## Directions for this task
Provide the count of lines that hold "体育使学校充满活力" and no other output.

--- start of Exercise input ---

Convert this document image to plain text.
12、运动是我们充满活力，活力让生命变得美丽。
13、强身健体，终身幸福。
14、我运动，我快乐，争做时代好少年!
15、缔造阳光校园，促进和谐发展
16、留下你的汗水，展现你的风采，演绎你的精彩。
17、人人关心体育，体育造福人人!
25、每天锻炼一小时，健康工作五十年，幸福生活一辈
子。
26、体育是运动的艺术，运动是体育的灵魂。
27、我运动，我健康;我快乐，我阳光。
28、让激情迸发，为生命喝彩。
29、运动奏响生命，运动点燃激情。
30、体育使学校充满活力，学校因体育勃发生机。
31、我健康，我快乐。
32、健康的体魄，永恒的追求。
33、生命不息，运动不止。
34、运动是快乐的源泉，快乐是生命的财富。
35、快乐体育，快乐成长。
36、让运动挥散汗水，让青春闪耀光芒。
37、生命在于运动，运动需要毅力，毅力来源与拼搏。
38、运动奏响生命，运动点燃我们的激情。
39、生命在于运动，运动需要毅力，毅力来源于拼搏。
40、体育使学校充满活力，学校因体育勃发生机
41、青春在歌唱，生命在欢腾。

--- end of Exercise input ---

## Result of the task
2